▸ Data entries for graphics
_ _ _ _ _
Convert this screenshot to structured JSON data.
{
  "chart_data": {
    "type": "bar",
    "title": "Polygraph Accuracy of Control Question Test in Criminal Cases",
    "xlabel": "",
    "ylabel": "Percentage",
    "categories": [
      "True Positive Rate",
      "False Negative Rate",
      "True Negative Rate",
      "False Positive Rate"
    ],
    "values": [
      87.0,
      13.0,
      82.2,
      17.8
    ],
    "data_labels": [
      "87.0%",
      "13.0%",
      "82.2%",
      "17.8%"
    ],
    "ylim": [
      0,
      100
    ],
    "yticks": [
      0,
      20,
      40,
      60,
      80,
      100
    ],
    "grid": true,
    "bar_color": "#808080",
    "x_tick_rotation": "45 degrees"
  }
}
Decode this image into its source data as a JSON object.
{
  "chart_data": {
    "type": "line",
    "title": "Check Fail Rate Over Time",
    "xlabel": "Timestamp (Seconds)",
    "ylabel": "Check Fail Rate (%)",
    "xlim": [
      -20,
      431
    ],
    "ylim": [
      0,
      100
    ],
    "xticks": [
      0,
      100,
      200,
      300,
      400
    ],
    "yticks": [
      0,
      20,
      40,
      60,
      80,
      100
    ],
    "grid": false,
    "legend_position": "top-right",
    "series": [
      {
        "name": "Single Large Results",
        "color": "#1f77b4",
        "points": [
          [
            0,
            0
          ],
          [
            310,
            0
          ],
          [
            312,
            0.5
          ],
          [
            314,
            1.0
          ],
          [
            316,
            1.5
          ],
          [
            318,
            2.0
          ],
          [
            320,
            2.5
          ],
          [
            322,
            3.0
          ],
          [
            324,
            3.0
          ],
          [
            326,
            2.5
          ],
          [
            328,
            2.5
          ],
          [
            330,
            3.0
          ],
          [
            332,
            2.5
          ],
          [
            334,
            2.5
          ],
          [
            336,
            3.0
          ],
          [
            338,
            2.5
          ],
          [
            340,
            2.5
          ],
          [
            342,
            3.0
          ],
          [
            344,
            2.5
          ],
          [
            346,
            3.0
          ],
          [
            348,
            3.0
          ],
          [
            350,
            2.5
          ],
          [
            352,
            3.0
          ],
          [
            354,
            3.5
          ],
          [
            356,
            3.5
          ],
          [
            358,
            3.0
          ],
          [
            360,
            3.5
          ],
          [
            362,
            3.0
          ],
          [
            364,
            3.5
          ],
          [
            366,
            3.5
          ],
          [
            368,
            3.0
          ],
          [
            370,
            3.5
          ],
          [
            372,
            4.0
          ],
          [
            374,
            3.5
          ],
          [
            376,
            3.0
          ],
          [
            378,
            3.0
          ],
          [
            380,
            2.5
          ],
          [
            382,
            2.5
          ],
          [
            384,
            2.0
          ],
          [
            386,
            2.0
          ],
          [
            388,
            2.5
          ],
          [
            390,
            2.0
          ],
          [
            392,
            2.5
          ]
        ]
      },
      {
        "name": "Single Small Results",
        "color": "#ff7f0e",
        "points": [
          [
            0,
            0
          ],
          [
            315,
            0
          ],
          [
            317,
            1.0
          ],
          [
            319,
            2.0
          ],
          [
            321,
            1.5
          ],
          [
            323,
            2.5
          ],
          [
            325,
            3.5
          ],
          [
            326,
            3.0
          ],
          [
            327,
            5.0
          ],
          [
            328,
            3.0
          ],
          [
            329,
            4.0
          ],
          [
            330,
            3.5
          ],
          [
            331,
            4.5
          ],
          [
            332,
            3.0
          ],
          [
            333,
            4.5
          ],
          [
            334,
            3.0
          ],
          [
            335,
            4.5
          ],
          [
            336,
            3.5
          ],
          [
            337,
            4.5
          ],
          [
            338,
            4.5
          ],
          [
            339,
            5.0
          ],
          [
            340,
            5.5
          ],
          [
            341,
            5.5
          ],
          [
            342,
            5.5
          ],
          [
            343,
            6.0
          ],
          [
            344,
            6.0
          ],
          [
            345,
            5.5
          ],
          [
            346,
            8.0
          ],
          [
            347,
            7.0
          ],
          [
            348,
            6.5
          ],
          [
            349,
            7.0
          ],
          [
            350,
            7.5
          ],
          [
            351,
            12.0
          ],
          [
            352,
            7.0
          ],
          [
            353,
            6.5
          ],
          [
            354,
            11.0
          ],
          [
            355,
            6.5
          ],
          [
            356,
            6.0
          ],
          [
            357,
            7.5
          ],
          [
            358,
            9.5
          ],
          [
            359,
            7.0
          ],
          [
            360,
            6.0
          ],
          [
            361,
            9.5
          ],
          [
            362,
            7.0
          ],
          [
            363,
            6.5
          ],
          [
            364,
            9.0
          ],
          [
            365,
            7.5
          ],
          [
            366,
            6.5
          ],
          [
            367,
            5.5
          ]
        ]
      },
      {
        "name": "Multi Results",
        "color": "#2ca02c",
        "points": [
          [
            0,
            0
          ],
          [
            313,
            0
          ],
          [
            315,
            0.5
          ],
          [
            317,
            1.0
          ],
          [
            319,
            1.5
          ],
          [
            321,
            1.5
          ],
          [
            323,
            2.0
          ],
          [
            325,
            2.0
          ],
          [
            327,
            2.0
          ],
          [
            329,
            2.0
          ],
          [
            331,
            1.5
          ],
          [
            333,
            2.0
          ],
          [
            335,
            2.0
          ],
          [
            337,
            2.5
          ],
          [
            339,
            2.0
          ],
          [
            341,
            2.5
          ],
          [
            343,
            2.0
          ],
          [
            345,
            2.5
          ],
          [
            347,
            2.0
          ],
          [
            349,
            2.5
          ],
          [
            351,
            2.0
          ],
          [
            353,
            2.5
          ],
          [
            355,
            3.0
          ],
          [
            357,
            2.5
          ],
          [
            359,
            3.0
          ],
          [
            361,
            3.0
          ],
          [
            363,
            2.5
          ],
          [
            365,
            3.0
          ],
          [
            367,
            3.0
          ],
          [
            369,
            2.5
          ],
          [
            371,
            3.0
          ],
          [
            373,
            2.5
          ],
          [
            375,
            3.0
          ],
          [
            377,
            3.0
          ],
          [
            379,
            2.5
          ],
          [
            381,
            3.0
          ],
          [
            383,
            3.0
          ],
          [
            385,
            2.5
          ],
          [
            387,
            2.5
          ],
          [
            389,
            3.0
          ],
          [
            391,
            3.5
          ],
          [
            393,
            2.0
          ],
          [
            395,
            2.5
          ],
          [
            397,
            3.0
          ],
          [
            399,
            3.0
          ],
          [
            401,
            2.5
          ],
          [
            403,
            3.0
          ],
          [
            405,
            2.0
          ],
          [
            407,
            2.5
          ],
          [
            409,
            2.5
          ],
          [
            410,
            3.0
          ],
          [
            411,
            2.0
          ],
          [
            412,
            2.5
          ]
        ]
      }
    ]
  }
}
_ _ _ _ _
Scan the material for lines with the word "this", and copy each line you find.

▸ Final answer
Convert this screenshot to structured JSON data.
Decode this image into its source data as a JSON object.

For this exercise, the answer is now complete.